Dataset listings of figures
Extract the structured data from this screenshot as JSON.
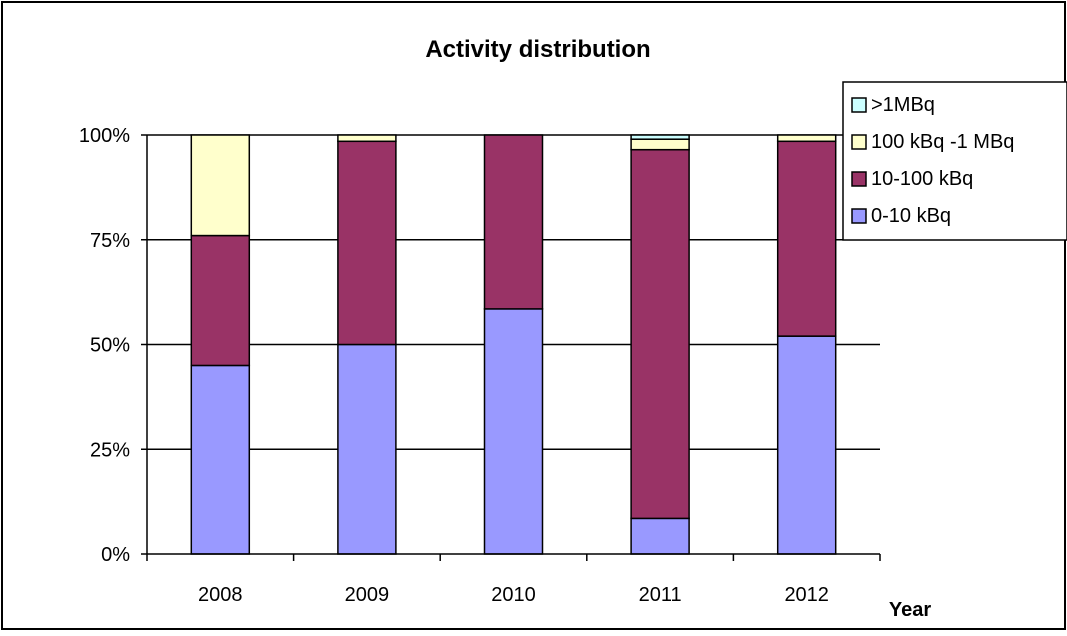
{
  "chart_data": {
    "type": "bar",
    "stacked": "percent",
    "title": "Activity distribution",
    "xlabel": "Year",
    "ylabel": "",
    "categories": [
      "2008",
      "2009",
      "2010",
      "2011",
      "2012"
    ],
    "ylim": [
      0,
      100
    ],
    "yticks": [
      0,
      25,
      50,
      75,
      100
    ],
    "ytick_labels": [
      "0%",
      "25%",
      "50%",
      "75%",
      "100%"
    ],
    "grid": true,
    "legend_position": "top-right",
    "series": [
      {
        "name": "0-10 kBq",
        "color": "#9999ff",
        "values": [
          45,
          50,
          58.5,
          8.5,
          52
        ]
      },
      {
        "name": "10-100 kBq",
        "color": "#993366",
        "values": [
          31,
          48.5,
          41.5,
          88,
          46.5
        ]
      },
      {
        "name": "100 kBq -1 MBq",
        "color": "#ffffcc",
        "values": [
          24,
          1.5,
          0,
          2.5,
          1.5
        ]
      },
      {
        "name": ">1MBq",
        "color": "#ccffff",
        "values": [
          0,
          0,
          0,
          1,
          0
        ]
      }
    ]
  }
}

▶ _PROBLEM DESCRIPTION_
Search the lines for "name". Copy each line that has it.

▶ _COMPLETE ANSWER_
        "name": "0-10 kBq",
        "name": "10-100 kBq",
        "name": "100 kBq -1 MBq",
        "name": ">1MBq",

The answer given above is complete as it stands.